Page text:
Ok . . .no one likes the guy that differs from everyone else, but . . .I'm used to that.

Correct me where I'm wrong, but . . .

Here in NY there are three main varieties of Birch.

White - technically 'Paper Birch' very recognizable by the color of its bark. Supposedly a low BTU quality wood, but since I have tons of it, I burn it, and I don't think it's too bad.

Yellow - the bark here is yellow, the wood is higher BTU quality than the white, and as everyone seems to concur, splits like crap,, especially if there are any knots.

Grey - this one is the one that I don't have as much of, and I think THIS is the one that they make 'Wintergreen' from. This is NOT the same as yellow birch. Thechnically this is called Sweet Birch. This has the best BTU quality of any of the aformentioned Birches.

Since I don't make my living in the woods, Someone who does please set me aright on this.

Dataset extract:

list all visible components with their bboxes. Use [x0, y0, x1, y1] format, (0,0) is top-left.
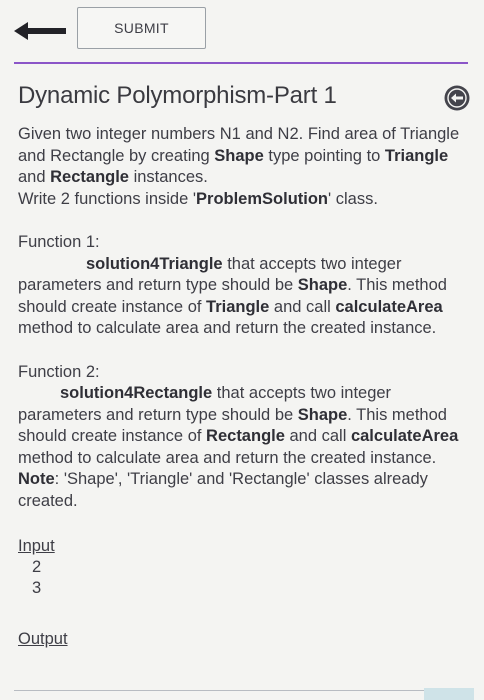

Tasks:
A. In the birch post, what is the technical name for white birch?
B. Decide whether each statement agrees with the birch post, and back each yes or no with the deciding words quoted from it. (i) Yellow birch has a higher BTU quality than white birch. (ii) The writer has plenty of grey birch. (iii) The writer makes a living in the woods.

Exercise results:
A. Paper Birch

B.
(i) Yes: "the wood is higher BTU quality than the white"
(ii) No: "this one is the one that I don't have as much of"
(iii) No: "Since I don't make my living in the woods"